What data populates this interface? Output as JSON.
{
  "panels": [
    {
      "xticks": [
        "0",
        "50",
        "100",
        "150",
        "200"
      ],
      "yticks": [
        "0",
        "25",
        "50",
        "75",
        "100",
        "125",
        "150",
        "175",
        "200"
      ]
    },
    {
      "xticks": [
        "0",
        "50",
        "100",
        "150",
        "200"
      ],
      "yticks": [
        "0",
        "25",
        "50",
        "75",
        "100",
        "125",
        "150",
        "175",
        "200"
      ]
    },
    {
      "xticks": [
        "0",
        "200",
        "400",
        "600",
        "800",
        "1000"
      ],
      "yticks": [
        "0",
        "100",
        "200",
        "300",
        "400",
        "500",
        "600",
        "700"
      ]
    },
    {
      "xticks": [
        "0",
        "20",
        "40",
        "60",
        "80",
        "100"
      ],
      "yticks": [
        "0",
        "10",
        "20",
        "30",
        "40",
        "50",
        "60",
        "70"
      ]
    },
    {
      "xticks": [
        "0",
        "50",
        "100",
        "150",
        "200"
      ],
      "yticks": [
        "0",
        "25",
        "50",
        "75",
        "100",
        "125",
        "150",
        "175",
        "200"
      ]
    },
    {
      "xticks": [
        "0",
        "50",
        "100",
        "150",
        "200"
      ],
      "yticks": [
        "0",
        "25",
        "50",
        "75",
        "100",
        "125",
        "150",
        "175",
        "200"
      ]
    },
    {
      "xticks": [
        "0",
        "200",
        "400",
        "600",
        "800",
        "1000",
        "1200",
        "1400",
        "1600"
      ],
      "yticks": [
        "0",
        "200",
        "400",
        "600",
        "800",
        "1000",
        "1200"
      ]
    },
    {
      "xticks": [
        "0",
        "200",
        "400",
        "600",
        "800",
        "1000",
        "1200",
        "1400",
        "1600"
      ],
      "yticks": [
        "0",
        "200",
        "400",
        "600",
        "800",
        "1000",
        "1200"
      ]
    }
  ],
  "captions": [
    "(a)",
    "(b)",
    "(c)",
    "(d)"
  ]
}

*-*-*

** The task **
Print out all the entries precisely as written.

** Completed exercise **
What data populates this interface? Output as JSON.
{
  "panels": [
    {
      "xticks": [
        "0",
        "50",
        "100",
        "150",
        "200"
      ],
      "yticks": [
        "0",
        "25",
        "50",
        "75",
        "100",
        "125",
        "150",
        "175",
        "200"
      ]
    },
    {
      "xticks": [
        "0",
        "50",
        "100",
        "150",
        "200"
      ],
      "yticks": [
        "0",
        "25",
        "50",
        "75",
        "100",
        "125",
        "150",
        "175",
        "200"
      ]
    },
    {
      "xticks": [
        "0",
        "200",
        "400",
        "600",
        "800",
        "1000"
      ],
      "yticks": [
        "0",
        "100",
        "200",
        "300",
        "400",
        "500",
        "600",
        "700"
      ]
    },
    {
      "xticks": [
        "0",
        "20",
        "40",
        "60",
        "80",
        "100"
      ],
      "yticks": [
        "0",
        "10",
        "20",
        "30",
        "40",
        "50",
        "60",
        "70"
      ]
    },
    {
      "xticks": [
        "0",
        "50",
        "100",
        "150",
        "200"
      ],
      "yticks": [
        "0",
        "25",
        "50",
        "75",
        "100",
        "125",
        "150",
        "175",
        "200"
      ]
    },
    {
      "xticks": [
        "0",
        "50",
        "100",
        "150",
        "200"
      ],
      "yticks": [
        "0",
        "25",
        "50",
        "75",
        "100",
        "125",
        "150",
        "175",
        "200"
      ]
    },
    {
      "xticks": [
        "0",
        "200",
        "400",
        "600",
        "800",
        "1000",
        "1200",
        "1400",
        "1600"
      ],
      "yticks": [
        "0",
        "200",
        "400",
        "600",
        "800",
        "1000",
        "1200"
      ]
    },
    {
      "xticks": [
        "0",
        "200",
        "400",
        "600",
        "800",
        "1000",
        "1200",
        "1400",
        "1600"
      ],
      "yticks": [
        "0",
        "200",
        "400",
        "600",
        "800",
        "1000",
        "1200"
      ]
    }
  ],
  "captions": [
    "(a)",
    "(b)",
    "(c)",
    "(d)"
  ]
}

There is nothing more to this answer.